### Input

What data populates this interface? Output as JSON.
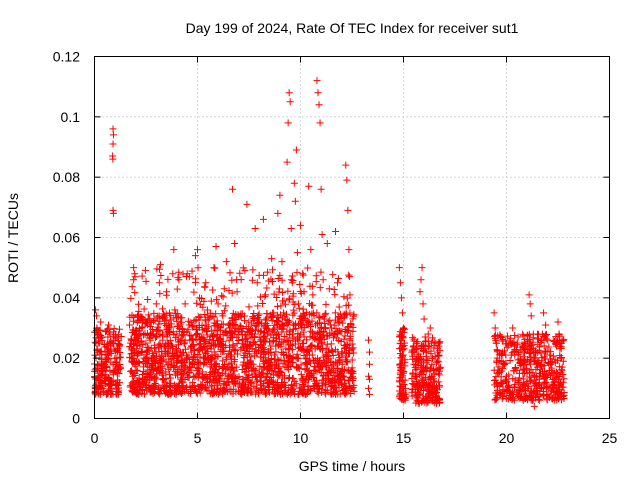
{
  "chart_data": {
    "type": "scatter",
    "title": "Day 199 of 2024, Rate Of TEC Index for receiver sut1",
    "xlabel": "GPS time / hours",
    "ylabel": "ROTI / TECUs",
    "xlim": [
      0,
      25
    ],
    "ylim": [
      0,
      0.12
    ],
    "x_ticks": [
      "0",
      "5",
      "10",
      "15",
      "20",
      "25"
    ],
    "y_ticks": [
      "0",
      "0.02",
      "0.04",
      "0.06",
      "0.08",
      "0.1",
      "0.12"
    ],
    "grid": true,
    "marker": "+",
    "color": "#ff0000",
    "series": [
      {
        "name": "sut1",
        "points": [
          [
            0.05,
            0.036
          ],
          [
            0.1,
            0.034
          ],
          [
            0.12,
            0.03
          ],
          [
            0.2,
            0.028
          ],
          [
            0.25,
            0.025
          ],
          [
            0.3,
            0.032
          ],
          [
            0.15,
            0.022
          ],
          [
            0.35,
            0.02
          ],
          [
            0.4,
            0.018
          ],
          [
            0.22,
            0.015
          ],
          [
            0.3,
            0.012
          ],
          [
            0.1,
            0.01
          ],
          [
            0.45,
            0.009
          ],
          [
            0.5,
            0.014
          ],
          [
            0.55,
            0.019
          ],
          [
            0.6,
            0.024
          ],
          [
            0.65,
            0.027
          ],
          [
            0.7,
            0.022
          ],
          [
            0.75,
            0.016
          ],
          [
            0.8,
            0.012
          ],
          [
            0.85,
            0.009
          ],
          [
            0.9,
            0.018
          ],
          [
            0.95,
            0.023
          ],
          [
            1.0,
            0.026
          ],
          [
            1.05,
            0.02
          ],
          [
            1.1,
            0.015
          ],
          [
            1.15,
            0.011
          ],
          [
            1.2,
            0.024
          ],
          [
            1.25,
            0.017
          ],
          [
            0.58,
            0.008
          ],
          [
            0.68,
            0.031
          ],
          [
            0.9,
            0.096
          ],
          [
            0.92,
            0.094
          ],
          [
            0.9,
            0.091
          ],
          [
            0.88,
            0.087
          ],
          [
            0.89,
            0.086
          ],
          [
            0.9,
            0.069
          ],
          [
            0.92,
            0.068
          ],
          [
            1.7,
            0.031
          ],
          [
            1.75,
            0.025
          ],
          [
            1.8,
            0.019
          ],
          [
            1.85,
            0.014
          ],
          [
            1.9,
            0.01
          ],
          [
            1.95,
            0.022
          ],
          [
            2.0,
            0.028
          ],
          [
            1.9,
            0.05
          ],
          [
            1.95,
            0.048
          ],
          [
            1.9,
            0.046
          ],
          [
            2.05,
            0.016
          ],
          [
            2.1,
            0.012
          ],
          [
            2.15,
            0.008
          ],
          [
            2.2,
            0.024
          ],
          [
            2.3,
            0.03
          ],
          [
            2.4,
            0.02
          ],
          [
            2.5,
            0.015
          ],
          [
            2.6,
            0.033
          ],
          [
            2.7,
            0.026
          ],
          [
            2.8,
            0.018
          ],
          [
            2.9,
            0.011
          ],
          [
            3.0,
            0.038
          ],
          [
            3.1,
            0.029
          ],
          [
            3.15,
            0.045
          ],
          [
            3.2,
            0.051
          ],
          [
            3.25,
            0.021
          ],
          [
            3.3,
            0.013
          ],
          [
            3.4,
            0.034
          ],
          [
            3.5,
            0.042
          ],
          [
            3.6,
            0.025
          ],
          [
            3.7,
            0.017
          ],
          [
            3.8,
            0.048
          ],
          [
            3.85,
            0.056
          ],
          [
            3.9,
            0.036
          ],
          [
            4.0,
            0.028
          ],
          [
            4.1,
            0.046
          ],
          [
            4.2,
            0.019
          ],
          [
            4.3,
            0.012
          ],
          [
            4.4,
            0.038
          ],
          [
            4.5,
            0.048
          ],
          [
            4.6,
            0.031
          ],
          [
            4.7,
            0.022
          ],
          [
            4.8,
            0.014
          ],
          [
            4.9,
            0.054
          ],
          [
            5.0,
            0.056
          ],
          [
            5.1,
            0.04
          ],
          [
            5.2,
            0.027
          ],
          [
            5.3,
            0.018
          ],
          [
            5.4,
            0.045
          ],
          [
            5.5,
            0.034
          ],
          [
            5.6,
            0.024
          ],
          [
            5.7,
            0.011
          ],
          [
            5.8,
            0.05
          ],
          [
            5.9,
            0.057
          ],
          [
            6.0,
            0.038
          ],
          [
            6.1,
            0.026
          ],
          [
            6.2,
            0.015
          ],
          [
            6.3,
            0.043
          ],
          [
            6.4,
            0.052
          ],
          [
            6.5,
            0.031
          ],
          [
            6.6,
            0.021
          ],
          [
            6.7,
            0.076
          ],
          [
            6.8,
            0.058
          ],
          [
            6.9,
            0.046
          ],
          [
            7.0,
            0.034
          ],
          [
            7.1,
            0.023
          ],
          [
            7.2,
            0.013
          ],
          [
            7.3,
            0.049
          ],
          [
            7.4,
            0.071
          ],
          [
            7.5,
            0.037
          ],
          [
            7.6,
            0.027
          ],
          [
            7.7,
            0.018
          ],
          [
            7.8,
            0.063
          ],
          [
            7.9,
            0.045
          ],
          [
            8.0,
            0.032
          ],
          [
            8.1,
            0.022
          ],
          [
            8.2,
            0.066
          ],
          [
            8.3,
            0.041
          ],
          [
            8.4,
            0.028
          ],
          [
            8.5,
            0.016
          ],
          [
            8.6,
            0.053
          ],
          [
            8.7,
            0.035
          ],
          [
            8.8,
            0.024
          ],
          [
            8.9,
            0.068
          ],
          [
            9.0,
            0.074
          ],
          [
            9.1,
            0.052
          ],
          [
            9.2,
            0.039
          ],
          [
            9.3,
            0.026
          ],
          [
            9.35,
            0.085
          ],
          [
            9.4,
            0.098
          ],
          [
            9.45,
            0.108
          ],
          [
            9.5,
            0.105
          ],
          [
            9.55,
            0.063
          ],
          [
            9.6,
            0.045
          ],
          [
            9.65,
            0.031
          ],
          [
            9.7,
            0.078
          ],
          [
            9.75,
            0.072
          ],
          [
            9.8,
            0.089
          ],
          [
            9.85,
            0.055
          ],
          [
            9.9,
            0.038
          ],
          [
            9.95,
            0.027
          ],
          [
            10.0,
            0.064
          ],
          [
            10.1,
            0.048
          ],
          [
            10.2,
            0.034
          ],
          [
            10.3,
            0.022
          ],
          [
            10.4,
            0.077
          ],
          [
            10.5,
            0.056
          ],
          [
            10.6,
            0.041
          ],
          [
            10.7,
            0.028
          ],
          [
            10.8,
            0.112
          ],
          [
            10.85,
            0.108
          ],
          [
            10.9,
            0.104
          ],
          [
            10.95,
            0.098
          ],
          [
            11.0,
            0.076
          ],
          [
            11.05,
            0.061
          ],
          [
            11.1,
            0.046
          ],
          [
            11.15,
            0.033
          ],
          [
            11.2,
            0.021
          ],
          [
            11.3,
            0.058
          ],
          [
            11.4,
            0.043
          ],
          [
            11.5,
            0.03
          ],
          [
            11.6,
            0.018
          ],
          [
            11.7,
            0.062
          ],
          [
            11.8,
            0.045
          ],
          [
            11.9,
            0.032
          ],
          [
            12.0,
            0.021
          ],
          [
            12.1,
            0.014
          ],
          [
            12.2,
            0.084
          ],
          [
            12.25,
            0.079
          ],
          [
            12.3,
            0.069
          ],
          [
            12.35,
            0.056
          ],
          [
            12.4,
            0.041
          ],
          [
            12.45,
            0.031
          ],
          [
            12.5,
            0.023
          ],
          [
            12.55,
            0.015
          ],
          [
            12.6,
            0.009
          ],
          [
            13.3,
            0.026
          ],
          [
            13.35,
            0.022
          ],
          [
            13.35,
            0.018
          ],
          [
            13.3,
            0.014
          ],
          [
            13.35,
            0.013
          ],
          [
            13.3,
            0.01
          ],
          [
            13.35,
            0.008
          ],
          [
            14.8,
            0.05
          ],
          [
            14.85,
            0.045
          ],
          [
            14.9,
            0.04
          ],
          [
            14.95,
            0.035
          ],
          [
            15.0,
            0.03
          ],
          [
            15.05,
            0.025
          ],
          [
            14.9,
            0.02
          ],
          [
            15.0,
            0.015
          ],
          [
            15.1,
            0.01
          ],
          [
            15.05,
            0.007
          ],
          [
            15.4,
            0.022
          ],
          [
            15.5,
            0.018
          ],
          [
            15.6,
            0.014
          ],
          [
            15.7,
            0.011
          ],
          [
            15.8,
            0.042
          ],
          [
            15.85,
            0.046
          ],
          [
            15.9,
            0.05
          ],
          [
            15.95,
            0.038
          ],
          [
            16.0,
            0.033
          ],
          [
            16.05,
            0.027
          ],
          [
            16.1,
            0.022
          ],
          [
            16.15,
            0.017
          ],
          [
            16.2,
            0.013
          ],
          [
            16.25,
            0.009
          ],
          [
            16.3,
            0.007
          ],
          [
            16.35,
            0.025
          ],
          [
            16.4,
            0.02
          ],
          [
            16.45,
            0.016
          ],
          [
            16.5,
            0.012
          ],
          [
            16.55,
            0.01
          ],
          [
            16.6,
            0.005
          ],
          [
            16.65,
            0.019
          ],
          [
            16.7,
            0.015
          ],
          [
            16.75,
            0.011
          ],
          [
            16.2,
            0.028
          ],
          [
            16.3,
            0.03
          ],
          [
            19.4,
            0.035
          ],
          [
            19.45,
            0.03
          ],
          [
            19.5,
            0.025
          ],
          [
            19.55,
            0.02
          ],
          [
            19.6,
            0.015
          ],
          [
            19.65,
            0.011
          ],
          [
            19.7,
            0.008
          ],
          [
            19.8,
            0.022
          ],
          [
            19.9,
            0.018
          ],
          [
            20.0,
            0.014
          ],
          [
            20.1,
            0.011
          ],
          [
            20.2,
            0.025
          ],
          [
            20.3,
            0.03
          ],
          [
            20.4,
            0.021
          ],
          [
            20.5,
            0.016
          ],
          [
            20.6,
            0.012
          ],
          [
            20.7,
            0.009
          ],
          [
            20.8,
            0.024
          ],
          [
            20.9,
            0.019
          ],
          [
            21.0,
            0.015
          ],
          [
            21.1,
            0.041
          ],
          [
            21.15,
            0.038
          ],
          [
            21.2,
            0.034
          ],
          [
            21.3,
            0.028
          ],
          [
            21.4,
            0.022
          ],
          [
            21.5,
            0.017
          ],
          [
            21.6,
            0.013
          ],
          [
            21.7,
            0.01
          ],
          [
            21.8,
            0.035
          ],
          [
            21.9,
            0.031
          ],
          [
            22.0,
            0.026
          ],
          [
            22.1,
            0.021
          ],
          [
            22.2,
            0.016
          ],
          [
            22.3,
            0.012
          ],
          [
            22.4,
            0.009
          ],
          [
            22.5,
            0.032
          ],
          [
            22.55,
            0.028
          ],
          [
            22.6,
            0.024
          ],
          [
            22.65,
            0.02
          ],
          [
            22.7,
            0.016
          ],
          [
            22.75,
            0.012
          ],
          [
            22.5,
            0.008
          ],
          [
            21.25,
            0.006
          ],
          [
            21.35,
            0.004
          ]
        ],
        "dense_bands": [
          {
            "x_range": [
              0.0,
              1.3
            ],
            "y_range": [
              0.008,
              0.03
            ],
            "count": 200
          },
          {
            "x_range": [
              1.7,
              12.6
            ],
            "y_range": [
              0.008,
              0.035
            ],
            "count": 1500
          },
          {
            "x_range": [
              1.7,
              12.6
            ],
            "y_range": [
              0.01,
              0.05
            ],
            "count": 400
          },
          {
            "x_range": [
              14.8,
              15.1
            ],
            "y_range": [
              0.006,
              0.03
            ],
            "count": 80
          },
          {
            "x_range": [
              15.4,
              16.8
            ],
            "y_range": [
              0.005,
              0.027
            ],
            "count": 220
          },
          {
            "x_range": [
              19.4,
              22.8
            ],
            "y_range": [
              0.006,
              0.028
            ],
            "count": 450
          }
        ]
      }
    ]
  }
}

######

The request — Above are records; say how many of their lines contain the word "count", giving only the number.

Finished task — 6